Chart and figure data:

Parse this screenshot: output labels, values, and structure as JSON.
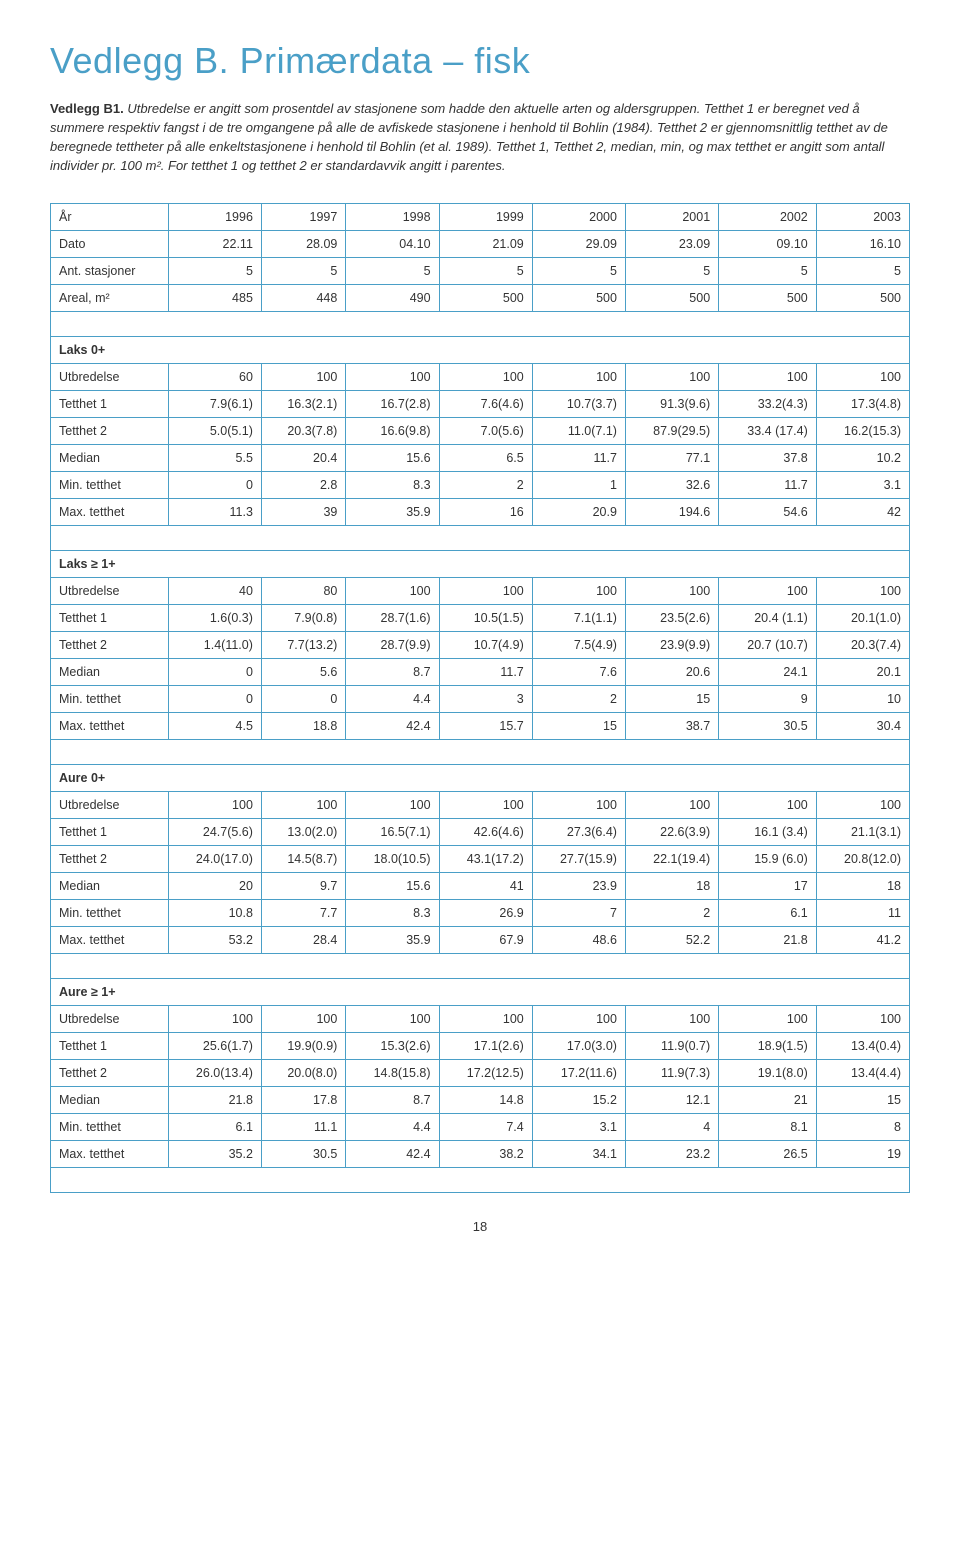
{
  "title": "Vedlegg B. Primærdata – fisk",
  "intro_bold": "Vedlegg B1.",
  "intro_text": " Utbredelse er angitt som prosentdel av stasjonene som hadde den aktuelle arten og aldersgruppen. Tetthet 1 er beregnet ved å summere respektiv fangst i de tre omgangene på alle de avfiskede stasjonene i henhold til Bohlin (1984). Tetthet 2 er gjennomsnittlig tetthet av de beregnede tettheter på alle enkeltstasjonene i henhold til Bohlin (et al. 1989). Tetthet 1, Tetthet 2, median, min, og max tetthet er angitt som antall individer pr. 100 m². For tetthet 1 og tetthet 2 er standardavvik angitt i parentes.",
  "page_number": "18",
  "columns": [
    "",
    "1996",
    "1997",
    "1998",
    "1999",
    "2000",
    "2001",
    "2002",
    "2003"
  ],
  "top_rows": [
    {
      "label": "År",
      "vals": [
        "1996",
        "1997",
        "1998",
        "1999",
        "2000",
        "2001",
        "2002",
        "2003"
      ]
    },
    {
      "label": "Dato",
      "vals": [
        "22.11",
        "28.09",
        "04.10",
        "21.09",
        "29.09",
        "23.09",
        "09.10",
        "16.10"
      ]
    },
    {
      "label": "Ant. stasjoner",
      "vals": [
        "5",
        "5",
        "5",
        "5",
        "5",
        "5",
        "5",
        "5"
      ]
    },
    {
      "label": "Areal, m²",
      "vals": [
        "485",
        "448",
        "490",
        "500",
        "500",
        "500",
        "500",
        "500"
      ]
    }
  ],
  "sections": [
    {
      "heading": "Laks 0+",
      "rows": [
        {
          "label": "Utbredelse",
          "vals": [
            "60",
            "100",
            "100",
            "100",
            "100",
            "100",
            "100",
            "100"
          ]
        },
        {
          "label": "Tetthet 1",
          "vals": [
            "7.9(6.1)",
            "16.3(2.1)",
            "16.7(2.8)",
            "7.6(4.6)",
            "10.7(3.7)",
            "91.3(9.6)",
            "33.2(4.3)",
            "17.3(4.8)"
          ]
        },
        {
          "label": "Tetthet 2",
          "vals": [
            "5.0(5.1)",
            "20.3(7.8)",
            "16.6(9.8)",
            "7.0(5.6)",
            "11.0(7.1)",
            "87.9(29.5)",
            "33.4 (17.4)",
            "16.2(15.3)"
          ]
        },
        {
          "label": "Median",
          "vals": [
            "5.5",
            "20.4",
            "15.6",
            "6.5",
            "11.7",
            "77.1",
            "37.8",
            "10.2"
          ]
        },
        {
          "label": "Min. tetthet",
          "vals": [
            "0",
            "2.8",
            "8.3",
            "2",
            "1",
            "32.6",
            "11.7",
            "3.1"
          ]
        },
        {
          "label": "Max. tetthet",
          "vals": [
            "11.3",
            "39",
            "35.9",
            "16",
            "20.9",
            "194.6",
            "54.6",
            "42"
          ]
        }
      ]
    },
    {
      "heading": "Laks ≥ 1+",
      "rows": [
        {
          "label": "Utbredelse",
          "vals": [
            "40",
            "80",
            "100",
            "100",
            "100",
            "100",
            "100",
            "100"
          ]
        },
        {
          "label": "Tetthet 1",
          "vals": [
            "1.6(0.3)",
            "7.9(0.8)",
            "28.7(1.6)",
            "10.5(1.5)",
            "7.1(1.1)",
            "23.5(2.6)",
            "20.4 (1.1)",
            "20.1(1.0)"
          ]
        },
        {
          "label": "Tetthet 2",
          "vals": [
            "1.4(11.0)",
            "7.7(13.2)",
            "28.7(9.9)",
            "10.7(4.9)",
            "7.5(4.9)",
            "23.9(9.9)",
            "20.7 (10.7)",
            "20.3(7.4)"
          ]
        },
        {
          "label": "Median",
          "vals": [
            "0",
            "5.6",
            "8.7",
            "11.7",
            "7.6",
            "20.6",
            "24.1",
            "20.1"
          ]
        },
        {
          "label": "Min. tetthet",
          "vals": [
            "0",
            "0",
            "4.4",
            "3",
            "2",
            "15",
            "9",
            "10"
          ]
        },
        {
          "label": "Max. tetthet",
          "vals": [
            "4.5",
            "18.8",
            "42.4",
            "15.7",
            "15",
            "38.7",
            "30.5",
            "30.4"
          ]
        }
      ]
    },
    {
      "heading": "Aure 0+",
      "rows": [
        {
          "label": "Utbredelse",
          "vals": [
            "100",
            "100",
            "100",
            "100",
            "100",
            "100",
            "100",
            "100"
          ]
        },
        {
          "label": "Tetthet 1",
          "vals": [
            "24.7(5.6)",
            "13.0(2.0)",
            "16.5(7.1)",
            "42.6(4.6)",
            "27.3(6.4)",
            "22.6(3.9)",
            "16.1 (3.4)",
            "21.1(3.1)"
          ]
        },
        {
          "label": "Tetthet 2",
          "vals": [
            "24.0(17.0)",
            "14.5(8.7)",
            "18.0(10.5)",
            "43.1(17.2)",
            "27.7(15.9)",
            "22.1(19.4)",
            "15.9 (6.0)",
            "20.8(12.0)"
          ]
        },
        {
          "label": "Median",
          "vals": [
            "20",
            "9.7",
            "15.6",
            "41",
            "23.9",
            "18",
            "17",
            "18"
          ]
        },
        {
          "label": "Min. tetthet",
          "vals": [
            "10.8",
            "7.7",
            "8.3",
            "26.9",
            "7",
            "2",
            "6.1",
            "11"
          ]
        },
        {
          "label": "Max. tetthet",
          "vals": [
            "53.2",
            "28.4",
            "35.9",
            "67.9",
            "48.6",
            "52.2",
            "21.8",
            "41.2"
          ]
        }
      ]
    },
    {
      "heading": "Aure ≥ 1+",
      "rows": [
        {
          "label": "Utbredelse",
          "vals": [
            "100",
            "100",
            "100",
            "100",
            "100",
            "100",
            "100",
            "100"
          ]
        },
        {
          "label": "Tetthet 1",
          "vals": [
            "25.6(1.7)",
            "19.9(0.9)",
            "15.3(2.6)",
            "17.1(2.6)",
            "17.0(3.0)",
            "11.9(0.7)",
            "18.9(1.5)",
            "13.4(0.4)"
          ]
        },
        {
          "label": "Tetthet 2",
          "vals": [
            "26.0(13.4)",
            "20.0(8.0)",
            "14.8(15.8)",
            "17.2(12.5)",
            "17.2(11.6)",
            "11.9(7.3)",
            "19.1(8.0)",
            "13.4(4.4)"
          ]
        },
        {
          "label": "Median",
          "vals": [
            "21.8",
            "17.8",
            "8.7",
            "14.8",
            "15.2",
            "12.1",
            "21",
            "15"
          ]
        },
        {
          "label": "Min. tetthet",
          "vals": [
            "6.1",
            "11.1",
            "4.4",
            "7.4",
            "3.1",
            "4",
            "8.1",
            "8"
          ]
        },
        {
          "label": "Max. tetthet",
          "vals": [
            "35.2",
            "30.5",
            "42.4",
            "38.2",
            "34.1",
            "23.2",
            "26.5",
            "19"
          ]
        }
      ]
    }
  ],
  "style": {
    "title_color": "#4a9fc7",
    "border_color": "#4a9fc7",
    "font_family": "Arial, Helvetica, sans-serif",
    "title_fontsize": 36,
    "body_fontsize": 13,
    "table_fontsize": 12.5,
    "background": "#ffffff",
    "text_color": "#333333"
  }
}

REQUIREMENTS:
Identify each line of the material where the word "Vedlegg" shows up, and copy it.

RESPONSE TO THIS EXERCISE:
  "title": "Vedlegg B. Primærdata – fisk",
  "intro_bold": "Vedlegg B1.",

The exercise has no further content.